*Task:*
Nothing should be left out: output all of the entries exactly.

#### Dataset content ####

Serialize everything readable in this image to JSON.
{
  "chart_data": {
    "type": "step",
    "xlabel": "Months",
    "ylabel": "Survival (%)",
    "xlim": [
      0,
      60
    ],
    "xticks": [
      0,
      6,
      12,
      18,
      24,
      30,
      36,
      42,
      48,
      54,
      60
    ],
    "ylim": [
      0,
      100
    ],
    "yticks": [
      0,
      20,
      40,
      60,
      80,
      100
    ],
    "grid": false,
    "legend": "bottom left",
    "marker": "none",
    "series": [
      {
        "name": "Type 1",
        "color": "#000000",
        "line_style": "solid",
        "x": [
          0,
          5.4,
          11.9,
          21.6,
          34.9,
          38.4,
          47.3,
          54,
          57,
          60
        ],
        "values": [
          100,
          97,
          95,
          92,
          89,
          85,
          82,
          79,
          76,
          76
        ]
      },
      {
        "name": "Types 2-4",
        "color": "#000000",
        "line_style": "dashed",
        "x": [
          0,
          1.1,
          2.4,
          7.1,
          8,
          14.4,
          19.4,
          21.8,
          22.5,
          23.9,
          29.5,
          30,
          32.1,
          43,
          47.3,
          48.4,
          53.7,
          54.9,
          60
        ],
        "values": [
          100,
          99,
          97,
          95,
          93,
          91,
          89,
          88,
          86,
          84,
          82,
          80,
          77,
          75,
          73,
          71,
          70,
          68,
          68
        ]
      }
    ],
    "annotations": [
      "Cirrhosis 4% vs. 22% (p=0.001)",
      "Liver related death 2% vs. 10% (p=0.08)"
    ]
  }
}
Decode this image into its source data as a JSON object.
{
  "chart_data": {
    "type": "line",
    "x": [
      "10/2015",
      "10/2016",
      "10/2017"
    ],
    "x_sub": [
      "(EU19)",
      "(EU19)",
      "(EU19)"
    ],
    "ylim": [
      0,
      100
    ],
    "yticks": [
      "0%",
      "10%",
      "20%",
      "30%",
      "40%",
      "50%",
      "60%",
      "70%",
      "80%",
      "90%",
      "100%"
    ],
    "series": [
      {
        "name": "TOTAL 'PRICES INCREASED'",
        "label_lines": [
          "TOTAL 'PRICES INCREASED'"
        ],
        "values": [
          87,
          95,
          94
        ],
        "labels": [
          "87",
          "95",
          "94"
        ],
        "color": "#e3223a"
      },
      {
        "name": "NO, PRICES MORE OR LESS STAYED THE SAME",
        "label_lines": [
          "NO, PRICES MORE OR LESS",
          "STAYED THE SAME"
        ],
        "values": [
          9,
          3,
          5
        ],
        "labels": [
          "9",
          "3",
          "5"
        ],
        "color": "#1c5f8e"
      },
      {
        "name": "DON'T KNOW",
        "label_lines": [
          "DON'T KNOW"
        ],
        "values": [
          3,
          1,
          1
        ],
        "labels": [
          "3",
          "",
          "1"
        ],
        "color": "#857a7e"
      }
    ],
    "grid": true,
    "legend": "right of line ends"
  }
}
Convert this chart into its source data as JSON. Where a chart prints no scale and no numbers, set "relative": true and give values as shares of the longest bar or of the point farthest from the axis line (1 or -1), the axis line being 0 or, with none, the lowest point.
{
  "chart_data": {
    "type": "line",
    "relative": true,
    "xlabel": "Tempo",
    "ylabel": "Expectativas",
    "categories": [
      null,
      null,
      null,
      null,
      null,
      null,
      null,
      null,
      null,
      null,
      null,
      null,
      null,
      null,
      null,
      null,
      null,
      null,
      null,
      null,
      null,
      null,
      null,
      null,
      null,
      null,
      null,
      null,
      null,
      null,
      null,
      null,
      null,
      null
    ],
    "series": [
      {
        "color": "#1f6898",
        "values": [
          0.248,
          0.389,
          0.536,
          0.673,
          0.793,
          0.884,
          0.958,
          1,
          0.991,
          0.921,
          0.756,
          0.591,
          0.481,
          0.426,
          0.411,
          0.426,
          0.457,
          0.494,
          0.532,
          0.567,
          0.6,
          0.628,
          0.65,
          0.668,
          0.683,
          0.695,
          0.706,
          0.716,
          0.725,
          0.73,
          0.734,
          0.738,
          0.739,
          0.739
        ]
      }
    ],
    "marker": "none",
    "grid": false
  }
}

####

*Solved exercise:*
Serialize everything readable in this image to JSON.
{
  "chart_data": {
    "type": "step",
    "xlabel": "Months",
    "ylabel": "Survival (%)",
    "xlim": [
      0,
      60
    ],
    "xticks": [
      0,
      6,
      12,
      18,
      24,
      30,
      36,
      42,
      48,
      54,
      60
    ],
    "ylim": [
      0,
      100
    ],
    "yticks": [
      0,
      20,
      40,
      60,
      80,
      100
    ],
    "grid": false,
    "legend": "bottom left",
    "marker": "none",
    "series": [
      {
        "name": "Type 1",
        "color": "#000000",
        "line_style": "solid",
        "x": [
          0,
          5.4,
          11.9,
          21.6,
          34.9,
          38.4,
          47.3,
          54,
          57,
          60
        ],
        "values": [
          100,
          97,
          95,
          92,
          89,
          85,
          82,
          79,
          76,
          76
        ]
      },
      {
        "name": "Types 2-4",
        "color": "#000000",
        "line_style": "dashed",
        "x": [
          0,
          1.1,
          2.4,
          7.1,
          8,
          14.4,
          19.4,
          21.8,
          22.5,
          23.9,
          29.5,
          30,
          32.1,
          43,
          47.3,
          48.4,
          53.7,
          54.9,
          60
        ],
        "values": [
          100,
          99,
          97,
          95,
          93,
          91,
          89,
          88,
          86,
          84,
          82,
          80,
          77,
          75,
          73,
          71,
          70,
          68,
          68
        ]
      }
    ],
    "annotations": [
      "Cirrhosis 4% vs. 22% (p=0.001)",
      "Liver related death 2% vs. 10% (p=0.08)"
    ]
  }
}
Decode this image into its source data as a JSON object.
{
  "chart_data": {
    "type": "line",
    "x": [
      "10/2015",
      "10/2016",
      "10/2017"
    ],
    "x_sub": [
      "(EU19)",
      "(EU19)",
      "(EU19)"
    ],
    "ylim": [
      0,
      100
    ],
    "yticks": [
      "0%",
      "10%",
      "20%",
      "30%",
      "40%",
      "50%",
      "60%",
      "70%",
      "80%",
      "90%",
      "100%"
    ],
    "series": [
      {
        "name": "TOTAL 'PRICES INCREASED'",
        "label_lines": [
          "TOTAL 'PRICES INCREASED'"
        ],
        "values": [
          87,
          95,
          94
        ],
        "labels": [
          "87",
          "95",
          "94"
        ],
        "color": "#e3223a"
      },
      {
        "name": "NO, PRICES MORE OR LESS STAYED THE SAME",
        "label_lines": [
          "NO, PRICES MORE OR LESS",
          "STAYED THE SAME"
        ],
        "values": [
          9,
          3,
          5
        ],
        "labels": [
          "9",
          "3",
          "5"
        ],
        "color": "#1c5f8e"
      },
      {
        "name": "DON'T KNOW",
        "label_lines": [
          "DON'T KNOW"
        ],
        "values": [
          3,
          1,
          1
        ],
        "labels": [
          "3",
          "",
          "1"
        ],
        "color": "#857a7e"
      }
    ],
    "grid": true,
    "legend": "right of line ends"
  }
}
Convert this chart into its source data as JSON. Where a chart prints no scale and no numbers, set "relative": true and give values as shares of the longest bar or of the point farthest from the axis line (1 or -1), the axis line being 0 or, with none, the lowest point.
{
  "chart_data": {
    "type": "line",
    "relative": true,
    "xlabel": "Tempo",
    "ylabel": "Expectativas",
    "categories": [
      null,
      null,
      null,
      null,
      null,
      null,
      null,
      null,
      null,
      null,
      null,
      null,
      null,
      null,
      null,
      null,
      null,
      null,
      null,
      null,
      null,
      null,
      null,
      null,
      null,
      null,
      null,
      null,
      null,
      null,
      null,
      null,
      null,
      null
    ],
    "series": [
      {
        "color": "#1f6898",
        "values": [
          0.248,
          0.389,
          0.536,
          0.673,
          0.793,
          0.884,
          0.958,
          1,
          0.991,
          0.921,
          0.756,
          0.591,
          0.481,
          0.426,
          0.411,
          0.426,
          0.457,
          0.494,
          0.532,
          0.567,
          0.6,
          0.628,
          0.65,
          0.668,
          0.683,
          0.695,
          0.706,
          0.716,
          0.725,
          0.73,
          0.734,
          0.738,
          0.739,
          0.739
        ]
      }
    ],
    "marker": "none",
    "grid": false
  }
}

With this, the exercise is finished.